Data items:
───

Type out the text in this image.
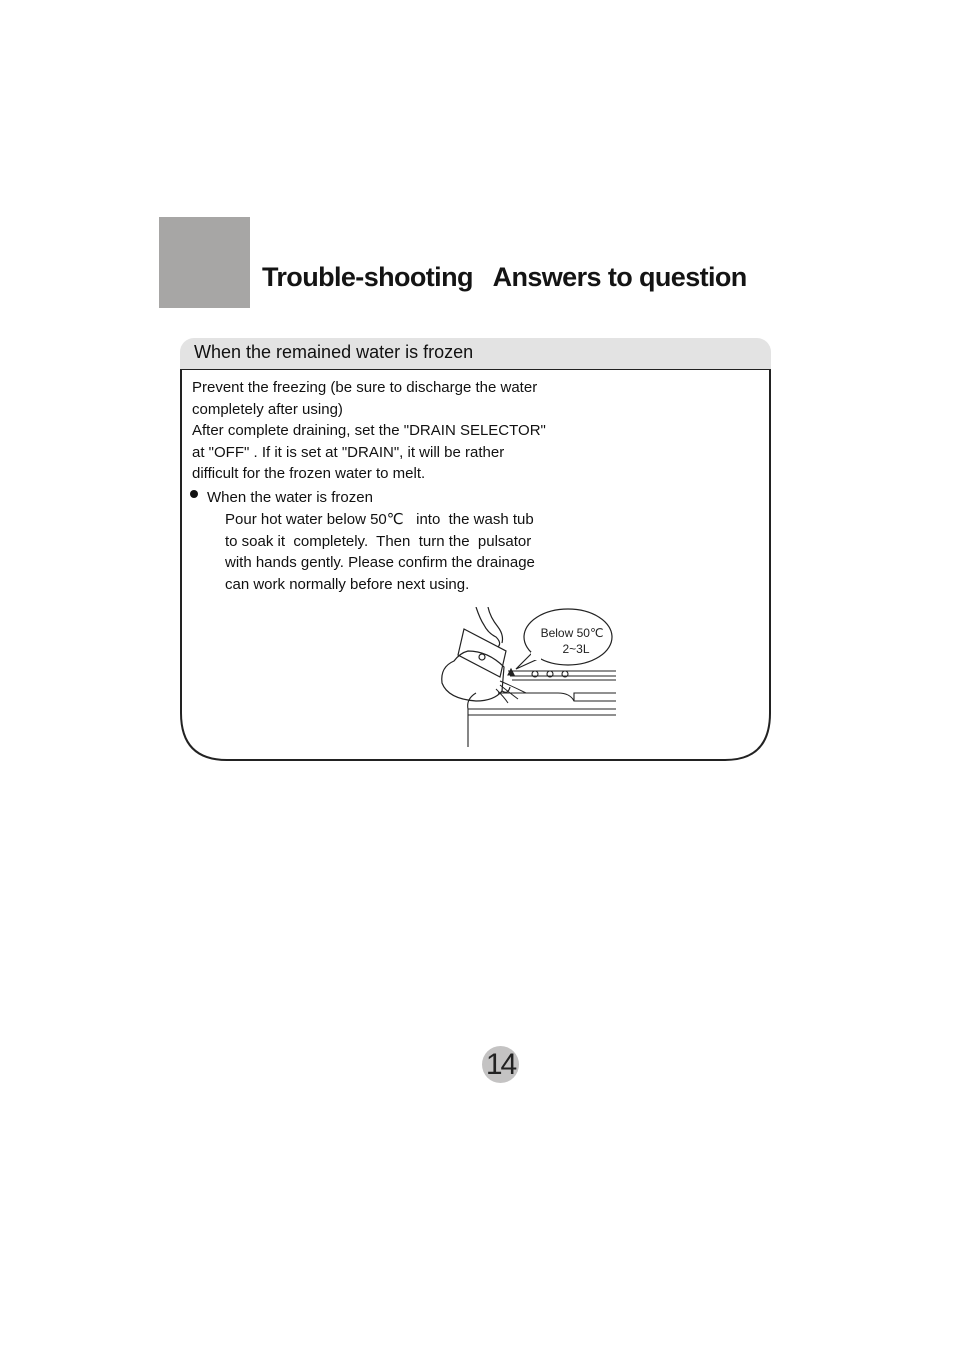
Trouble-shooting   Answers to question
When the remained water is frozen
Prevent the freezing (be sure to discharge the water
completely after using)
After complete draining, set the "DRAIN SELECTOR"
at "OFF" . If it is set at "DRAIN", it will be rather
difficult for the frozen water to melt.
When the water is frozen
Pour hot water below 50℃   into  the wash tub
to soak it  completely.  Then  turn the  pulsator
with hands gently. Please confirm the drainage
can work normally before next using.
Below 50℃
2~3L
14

───

◆ **Stated problem**
Without including the pictures, return each record above exactly as it stands.

◆ **The response**
Type out the text in this image.
Trouble-shooting   Answers to question
When the remained water is frozen
Prevent the freezing (be sure to discharge the water
completely after using)
After complete draining, set the "DRAIN SELECTOR"
at "OFF" . If it is set at "DRAIN", it will be rather
difficult for the frozen water to melt.
When the water is frozen
Pour hot water below 50℃   into  the wash tub
to soak it  completely.  Then  turn the  pulsator
with hands gently. Please confirm the drainage
can work normally before next using.
Below 50℃
2~3L
14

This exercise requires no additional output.